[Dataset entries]

##########

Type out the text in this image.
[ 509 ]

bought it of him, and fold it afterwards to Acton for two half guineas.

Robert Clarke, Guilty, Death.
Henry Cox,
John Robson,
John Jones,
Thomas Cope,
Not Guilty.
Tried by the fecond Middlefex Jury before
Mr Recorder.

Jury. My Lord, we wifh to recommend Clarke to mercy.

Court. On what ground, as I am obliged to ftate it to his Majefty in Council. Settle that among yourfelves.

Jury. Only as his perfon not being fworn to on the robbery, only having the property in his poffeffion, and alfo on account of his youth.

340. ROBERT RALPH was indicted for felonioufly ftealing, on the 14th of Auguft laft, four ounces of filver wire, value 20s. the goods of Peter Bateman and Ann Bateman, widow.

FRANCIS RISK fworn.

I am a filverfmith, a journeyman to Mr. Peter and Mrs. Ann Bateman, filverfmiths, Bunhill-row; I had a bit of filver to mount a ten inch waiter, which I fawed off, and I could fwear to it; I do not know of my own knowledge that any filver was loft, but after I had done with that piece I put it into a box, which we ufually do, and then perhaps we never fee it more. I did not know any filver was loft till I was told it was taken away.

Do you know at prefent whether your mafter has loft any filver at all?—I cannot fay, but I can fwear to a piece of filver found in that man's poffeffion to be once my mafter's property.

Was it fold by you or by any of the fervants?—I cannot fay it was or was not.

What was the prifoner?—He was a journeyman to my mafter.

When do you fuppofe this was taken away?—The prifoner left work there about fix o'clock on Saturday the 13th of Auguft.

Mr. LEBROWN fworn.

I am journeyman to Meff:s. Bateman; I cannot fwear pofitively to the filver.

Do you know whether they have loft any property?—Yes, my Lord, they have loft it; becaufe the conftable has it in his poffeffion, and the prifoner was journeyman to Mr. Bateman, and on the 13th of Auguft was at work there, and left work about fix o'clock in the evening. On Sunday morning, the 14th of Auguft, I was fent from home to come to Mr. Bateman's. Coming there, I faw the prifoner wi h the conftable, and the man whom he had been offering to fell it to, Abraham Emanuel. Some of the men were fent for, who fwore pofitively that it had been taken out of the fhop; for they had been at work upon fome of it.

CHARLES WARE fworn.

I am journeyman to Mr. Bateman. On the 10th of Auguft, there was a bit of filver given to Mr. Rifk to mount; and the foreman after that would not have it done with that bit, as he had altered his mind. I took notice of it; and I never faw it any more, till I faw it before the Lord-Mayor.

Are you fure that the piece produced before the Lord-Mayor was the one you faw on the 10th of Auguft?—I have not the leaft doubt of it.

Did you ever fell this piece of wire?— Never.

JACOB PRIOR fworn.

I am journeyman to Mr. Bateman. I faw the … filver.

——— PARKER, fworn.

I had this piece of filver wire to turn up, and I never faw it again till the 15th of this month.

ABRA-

##########

• _What the exercise asks_:
Find every line in the records above that holds the word "mafter", and copy each one.

• _Completed task_:
Do you know at prefent whether your mafter has loft any filver at all?—I cannot fay, but I can fwear to a piece of filver found in that man's poffeffion to be once my mafter's property.
What was the prifoner?—He was a journeyman to my mafter.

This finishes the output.